Please pull out every line that includes the string "沪银主力合约".

Begin INPUT MATERIAL

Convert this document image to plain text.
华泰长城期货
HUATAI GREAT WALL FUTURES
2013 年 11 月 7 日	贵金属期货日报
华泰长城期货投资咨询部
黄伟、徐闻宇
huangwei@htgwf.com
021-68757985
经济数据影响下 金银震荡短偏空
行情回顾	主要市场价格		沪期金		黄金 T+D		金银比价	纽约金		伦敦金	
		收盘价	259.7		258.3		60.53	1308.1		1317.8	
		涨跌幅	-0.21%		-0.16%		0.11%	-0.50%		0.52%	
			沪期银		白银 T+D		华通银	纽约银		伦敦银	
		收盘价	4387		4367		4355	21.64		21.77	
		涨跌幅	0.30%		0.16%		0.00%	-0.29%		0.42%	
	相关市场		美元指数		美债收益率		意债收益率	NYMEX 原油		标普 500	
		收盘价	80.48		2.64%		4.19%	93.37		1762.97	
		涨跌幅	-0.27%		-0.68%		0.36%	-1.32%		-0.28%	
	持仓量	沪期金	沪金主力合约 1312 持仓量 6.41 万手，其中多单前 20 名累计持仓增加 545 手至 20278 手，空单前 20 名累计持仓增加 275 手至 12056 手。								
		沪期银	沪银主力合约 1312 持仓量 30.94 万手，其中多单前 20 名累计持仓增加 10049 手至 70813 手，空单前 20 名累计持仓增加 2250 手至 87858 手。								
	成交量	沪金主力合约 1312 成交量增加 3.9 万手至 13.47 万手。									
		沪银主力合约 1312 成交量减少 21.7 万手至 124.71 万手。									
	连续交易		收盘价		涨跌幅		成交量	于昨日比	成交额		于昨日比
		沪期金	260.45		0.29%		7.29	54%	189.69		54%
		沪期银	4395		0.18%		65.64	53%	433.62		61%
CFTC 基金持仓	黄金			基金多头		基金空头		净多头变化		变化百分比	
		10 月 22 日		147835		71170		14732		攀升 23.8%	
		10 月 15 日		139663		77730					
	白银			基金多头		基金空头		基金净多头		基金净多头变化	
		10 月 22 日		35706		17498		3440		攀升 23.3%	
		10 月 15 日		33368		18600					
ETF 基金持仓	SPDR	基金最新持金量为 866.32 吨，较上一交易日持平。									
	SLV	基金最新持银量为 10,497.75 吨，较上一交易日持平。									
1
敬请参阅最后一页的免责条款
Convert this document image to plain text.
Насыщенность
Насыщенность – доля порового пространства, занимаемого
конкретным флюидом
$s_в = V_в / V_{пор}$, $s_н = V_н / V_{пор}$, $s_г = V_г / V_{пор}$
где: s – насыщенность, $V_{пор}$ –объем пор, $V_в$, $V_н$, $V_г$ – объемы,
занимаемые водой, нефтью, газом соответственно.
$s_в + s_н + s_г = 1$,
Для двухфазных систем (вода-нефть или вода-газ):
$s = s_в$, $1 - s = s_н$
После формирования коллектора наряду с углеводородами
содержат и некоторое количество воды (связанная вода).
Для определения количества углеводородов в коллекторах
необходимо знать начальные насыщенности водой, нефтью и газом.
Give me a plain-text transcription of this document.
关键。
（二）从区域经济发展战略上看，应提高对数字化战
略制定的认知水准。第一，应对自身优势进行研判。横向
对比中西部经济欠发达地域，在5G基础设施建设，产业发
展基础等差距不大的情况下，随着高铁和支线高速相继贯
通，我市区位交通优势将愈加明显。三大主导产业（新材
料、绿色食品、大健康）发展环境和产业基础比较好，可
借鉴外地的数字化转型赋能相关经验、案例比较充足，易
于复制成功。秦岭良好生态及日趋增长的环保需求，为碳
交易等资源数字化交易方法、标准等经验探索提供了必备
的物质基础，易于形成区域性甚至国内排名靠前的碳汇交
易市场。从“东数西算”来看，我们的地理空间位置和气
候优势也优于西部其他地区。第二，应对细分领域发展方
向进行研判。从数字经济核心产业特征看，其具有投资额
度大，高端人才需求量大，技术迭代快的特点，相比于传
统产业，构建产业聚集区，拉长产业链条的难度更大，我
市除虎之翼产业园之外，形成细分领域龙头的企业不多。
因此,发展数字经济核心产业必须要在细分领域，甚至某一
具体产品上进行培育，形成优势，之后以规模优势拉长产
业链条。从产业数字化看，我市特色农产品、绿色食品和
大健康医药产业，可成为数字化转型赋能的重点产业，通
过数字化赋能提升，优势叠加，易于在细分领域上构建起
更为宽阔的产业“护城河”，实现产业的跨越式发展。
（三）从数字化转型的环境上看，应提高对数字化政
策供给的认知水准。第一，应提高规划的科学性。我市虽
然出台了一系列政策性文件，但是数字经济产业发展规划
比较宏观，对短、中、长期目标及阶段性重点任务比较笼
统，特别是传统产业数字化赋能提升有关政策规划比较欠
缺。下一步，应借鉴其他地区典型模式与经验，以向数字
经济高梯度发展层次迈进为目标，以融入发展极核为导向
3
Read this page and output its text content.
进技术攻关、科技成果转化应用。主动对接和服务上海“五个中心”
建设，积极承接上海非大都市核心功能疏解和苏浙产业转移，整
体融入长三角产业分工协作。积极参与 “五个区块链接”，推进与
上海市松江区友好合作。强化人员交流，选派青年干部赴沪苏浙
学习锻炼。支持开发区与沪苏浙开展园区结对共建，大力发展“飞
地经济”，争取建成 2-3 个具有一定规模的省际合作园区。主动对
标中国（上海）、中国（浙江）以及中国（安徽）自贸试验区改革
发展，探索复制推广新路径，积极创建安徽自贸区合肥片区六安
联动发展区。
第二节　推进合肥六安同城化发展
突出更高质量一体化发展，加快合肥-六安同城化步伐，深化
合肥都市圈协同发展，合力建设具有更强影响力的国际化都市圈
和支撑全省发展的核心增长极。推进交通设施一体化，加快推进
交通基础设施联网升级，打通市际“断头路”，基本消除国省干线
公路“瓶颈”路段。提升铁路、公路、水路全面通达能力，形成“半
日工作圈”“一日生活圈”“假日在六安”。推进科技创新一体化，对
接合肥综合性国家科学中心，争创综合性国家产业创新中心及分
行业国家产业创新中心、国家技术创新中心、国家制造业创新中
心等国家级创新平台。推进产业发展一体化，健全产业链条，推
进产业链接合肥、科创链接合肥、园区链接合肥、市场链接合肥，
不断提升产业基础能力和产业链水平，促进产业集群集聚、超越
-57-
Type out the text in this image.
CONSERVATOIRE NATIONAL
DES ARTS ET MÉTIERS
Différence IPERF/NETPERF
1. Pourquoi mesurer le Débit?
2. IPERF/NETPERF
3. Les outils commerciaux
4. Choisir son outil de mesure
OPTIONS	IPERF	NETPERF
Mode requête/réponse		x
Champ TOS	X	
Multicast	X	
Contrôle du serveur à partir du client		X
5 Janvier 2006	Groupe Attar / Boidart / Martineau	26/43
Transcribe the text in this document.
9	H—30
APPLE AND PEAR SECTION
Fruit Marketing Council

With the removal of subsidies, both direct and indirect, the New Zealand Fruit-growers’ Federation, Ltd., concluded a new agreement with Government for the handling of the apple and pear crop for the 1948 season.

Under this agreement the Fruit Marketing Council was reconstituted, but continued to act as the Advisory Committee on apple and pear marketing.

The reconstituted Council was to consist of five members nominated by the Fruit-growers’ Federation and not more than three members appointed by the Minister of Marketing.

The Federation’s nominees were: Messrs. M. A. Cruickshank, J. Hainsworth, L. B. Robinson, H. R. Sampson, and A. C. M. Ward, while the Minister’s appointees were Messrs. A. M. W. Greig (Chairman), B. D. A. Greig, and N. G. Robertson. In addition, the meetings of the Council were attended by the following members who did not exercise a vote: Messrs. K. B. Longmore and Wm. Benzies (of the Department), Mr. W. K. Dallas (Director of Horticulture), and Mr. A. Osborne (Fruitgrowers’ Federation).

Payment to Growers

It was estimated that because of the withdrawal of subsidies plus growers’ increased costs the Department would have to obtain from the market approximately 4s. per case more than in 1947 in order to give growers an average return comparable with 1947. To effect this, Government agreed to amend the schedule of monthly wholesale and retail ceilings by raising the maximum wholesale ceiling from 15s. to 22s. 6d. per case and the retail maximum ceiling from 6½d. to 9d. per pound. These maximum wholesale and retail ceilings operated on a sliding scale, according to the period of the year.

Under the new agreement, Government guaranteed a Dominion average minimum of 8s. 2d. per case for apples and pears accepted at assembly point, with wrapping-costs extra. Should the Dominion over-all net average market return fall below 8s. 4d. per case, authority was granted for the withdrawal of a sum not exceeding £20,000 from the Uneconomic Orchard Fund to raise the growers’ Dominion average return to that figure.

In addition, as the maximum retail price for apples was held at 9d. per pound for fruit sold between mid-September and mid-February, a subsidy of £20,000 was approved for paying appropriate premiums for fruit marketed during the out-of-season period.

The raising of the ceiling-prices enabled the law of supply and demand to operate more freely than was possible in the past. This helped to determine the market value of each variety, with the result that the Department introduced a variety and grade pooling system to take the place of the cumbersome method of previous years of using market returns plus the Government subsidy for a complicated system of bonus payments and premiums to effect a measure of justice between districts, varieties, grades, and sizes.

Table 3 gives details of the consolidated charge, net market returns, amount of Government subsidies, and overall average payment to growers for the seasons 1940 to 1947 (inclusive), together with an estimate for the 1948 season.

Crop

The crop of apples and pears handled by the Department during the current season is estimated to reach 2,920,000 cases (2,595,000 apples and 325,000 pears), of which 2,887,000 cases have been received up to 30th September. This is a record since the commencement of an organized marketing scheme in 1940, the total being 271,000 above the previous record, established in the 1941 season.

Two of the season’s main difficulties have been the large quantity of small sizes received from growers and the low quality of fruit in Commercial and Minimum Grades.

End INPUT MATERIAL

THE COMPLETED TASK ▸
		沪期银	沪银主力合约 1312 持仓量 30.94 万手，其中多单前 20 名累计持仓增加 10049 手至 70813 手，空单前 20 名累计持仓增加 2250 手至 87858 手。								
		沪银主力合约 1312 成交量减少 21.7 万手至 124.71 万手。									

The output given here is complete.